▶ Extracted data entries:
• • • •

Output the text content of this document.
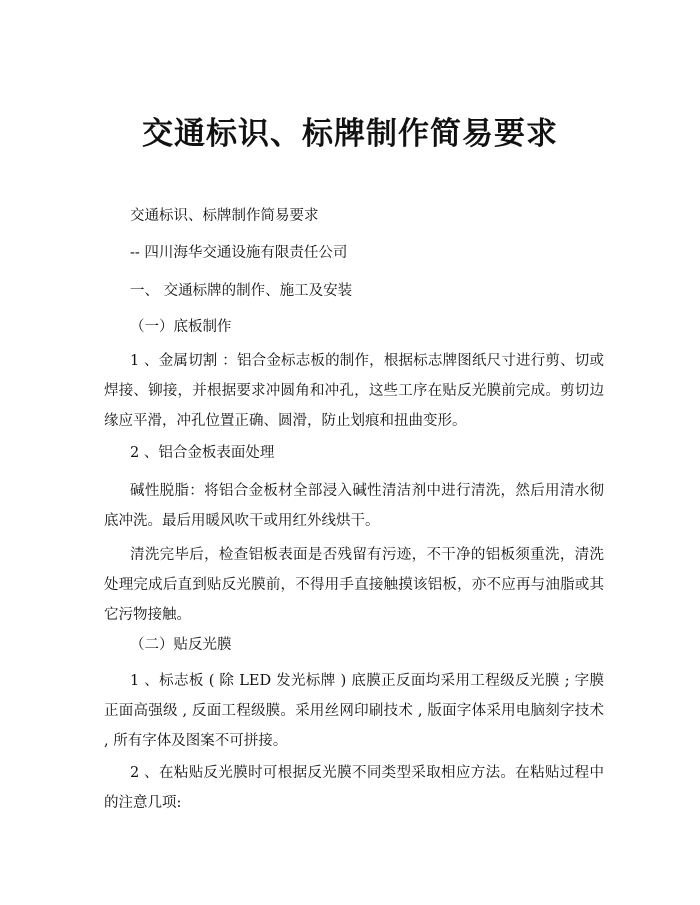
交通标识、标牌制作简易要求

交通标识、标牌制作简易要求

-- 四川海华交通设施有限责任公司

一、 交通标牌的制作、施工及安装

（一）底板制作

1 、金属切割 ：铝合金标志板的制作，根据标志牌图纸尺寸进行剪、切或焊接、铆接，并根据要求冲圆角和冲孔，这些工序在贴反光膜前完成。剪切边缘应平滑，冲孔位置正确、圆滑，防止划痕和扭曲变形。

2 、铝合金板表面处理

碱性脱脂：将铝合金板材全部浸入碱性清洁剂中进行清洗，然后用清水彻底冲洗。最后用暖风吹干或用红外线烘干。

清洗完毕后，检查铝板表面是否残留有污迹，不干净的铝板须重洗，清洗处理完成后直到贴反光膜前，不得用手直接触摸该铝板，亦不应再与油脂或其它污物接触。

（二）贴反光膜

1 、标志板 ( 除 LED 发光标牌 ) 底膜正反面均采用工程级反光膜 ; 字膜正面高强级 , 反面工程级膜。采用丝网印刷技术 , 版面字体采用电脑刻字技术 , 所有字体及图案不可拼接。

2 、在粘贴反光膜时可根据反光膜不同类型采取相应方法。在粘贴过程中的注意几项:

• • • •

▶ Exercise: Every record above should come back exactly, but without its pictures.

▶ Response:
Output the text content of this document.
交通标识、标牌制作简易要求

交通标识、标牌制作简易要求

-- 四川海华交通设施有限责任公司

一、 交通标牌的制作、施工及安装

（一）底板制作

1 、金属切割 ：铝合金标志板的制作，根据标志牌图纸尺寸进行剪、切或焊接、铆接，并根据要求冲圆角和冲孔，这些工序在贴反光膜前完成。剪切边缘应平滑，冲孔位置正确、圆滑，防止划痕和扭曲变形。

2 、铝合金板表面处理

碱性脱脂：将铝合金板材全部浸入碱性清洁剂中进行清洗，然后用清水彻底冲洗。最后用暖风吹干或用红外线烘干。

清洗完毕后，检查铝板表面是否残留有污迹，不干净的铝板须重洗，清洗处理完成后直到贴反光膜前，不得用手直接触摸该铝板，亦不应再与油脂或其它污物接触。

（二）贴反光膜

1 、标志板 ( 除 LED 发光标牌 ) 底膜正反面均采用工程级反光膜 ; 字膜正面高强级 , 反面工程级膜。采用丝网印刷技术 , 版面字体采用电脑刻字技术 , 所有字体及图案不可拼接。

2 、在粘贴反光膜时可根据反光膜不同类型采取相应方法。在粘贴过程中的注意几项:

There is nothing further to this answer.